[start of Given data]

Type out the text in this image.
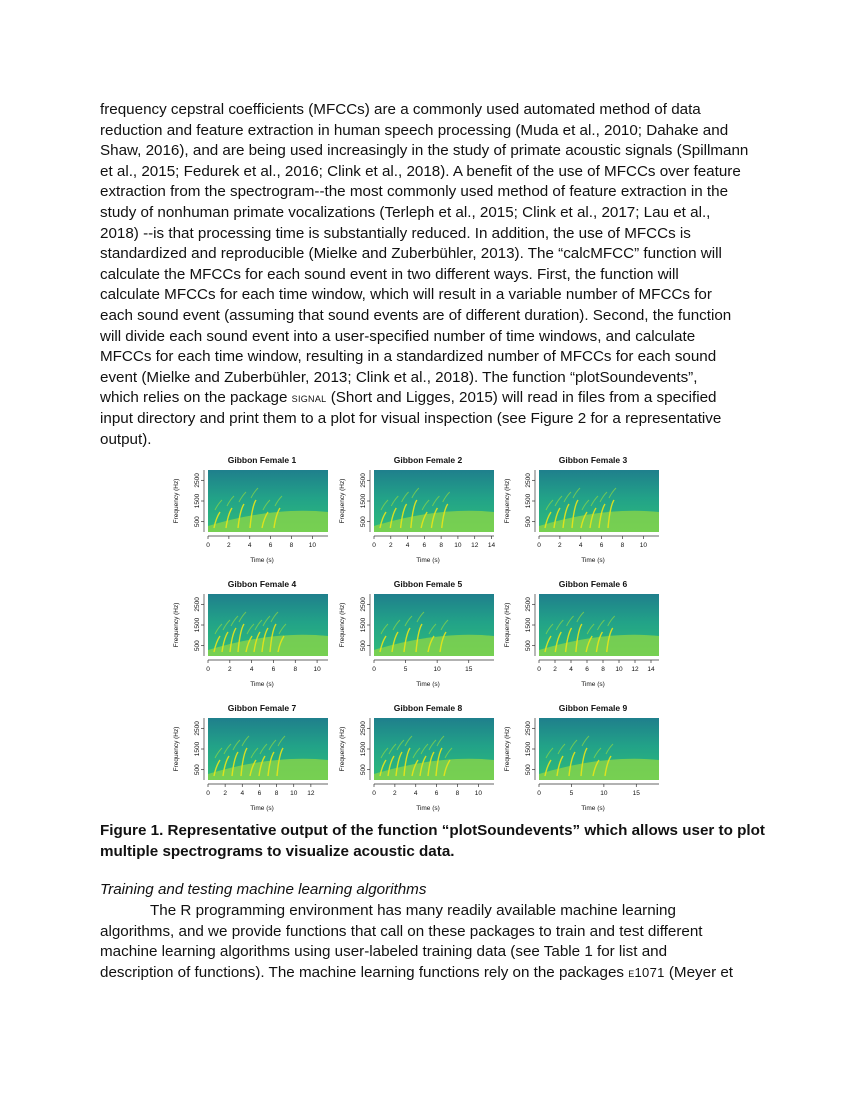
frequency cepstral coefficients (MFCCs) are a commonly used automated method of data
reduction and feature extraction in human speech processing (Muda et al., 2010; Dahake and
Shaw, 2016), and are being used increasingly in the study of primate acoustic signals (Spillmann
et al., 2015; Fedurek et al., 2016; Clink et al., 2018). A benefit of the use of MFCCs over feature
extraction from the spectrogram--the most commonly used method of feature extraction in the
study of nonhuman primate vocalizations (Terleph et al., 2015; Clink et al., 2017; Lau et al.,
2018) --is that processing time is substantially reduced. In addition, the use of MFCCs is
standardized and reproducible (Mielke and Zuberbühler, 2013). The “calcMFCC” function will
calculate the MFCCs for each sound event in two different ways. First, the function will
calculate MFCCs for each time window, which will result in a variable number of MFCCs for
each sound event (assuming that sound events are of different duration). Second, the function
will divide each sound event into a user-specified number of time windows, and calculate
MFCCs for each time window, resulting in a standardized number of MFCCs for each sound
event (Mielke and Zuberbühler, 2013; Clink et al., 2018). The function “plotSoundevents”,
which relies on the package signal (Short and Ligges, 2015) will read in files from a specified
input directory and print them to a plot for visual inspection (see Figure 2 for a representative
output).
Gibbon Female 1
0	2	4	6	8 10
500
1500
2500
Frequency (Hz)
Time (s)
Gibbon Female 2
0 2 4 6 8 10 12 14
500
1500
2500
Frequency (Hz)
Time (s)
Gibbon Female 3
0	2	4	6	8 10
500
1500
2500
Frequency (Hz)
Time (s)
Gibbon Female 4
0	2	4	6	8	10
500
1500
2500
Frequency (Hz)
Time (s)
Gibbon Female 5
0	5	10	15
500
1500
2500
Frequency (Hz)
Time (s)
Gibbon Female 6
0 2 4 6 8 10 12 14
500
1500
2500
Frequency (Hz)
Time (s)
Gibbon Female 7
0 2 4 6 8 10 12
500
1500
2500
Frequency (Hz)
Time (s)
Gibbon Female 8
0	2	4	6	8 10
500
1500
2500
Frequency (Hz)
Time (s)
Gibbon Female 9
0	5	10	15
500
1500
2500
Frequency (Hz)
Time (s)

Figure 1. Representative output of the function “plotSoundevents” which allows user to plot
multiple spectrograms to visualize acoustic data.

Training and testing machine learning algorithms

The R programming environment has many readily available machine learning
algorithms, and we provide functions that call on these packages to train and test different
machine learning algorithms using user-labeled training data (see Table 1 for list and
description of functions). The machine learning functions rely on the packages e1071 (Meyer et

[end of Given data]

→ Problem statement
The word "that" may occur in lines of the records. Report how many such lines there are, giving only the number.

→ Completed exercise
3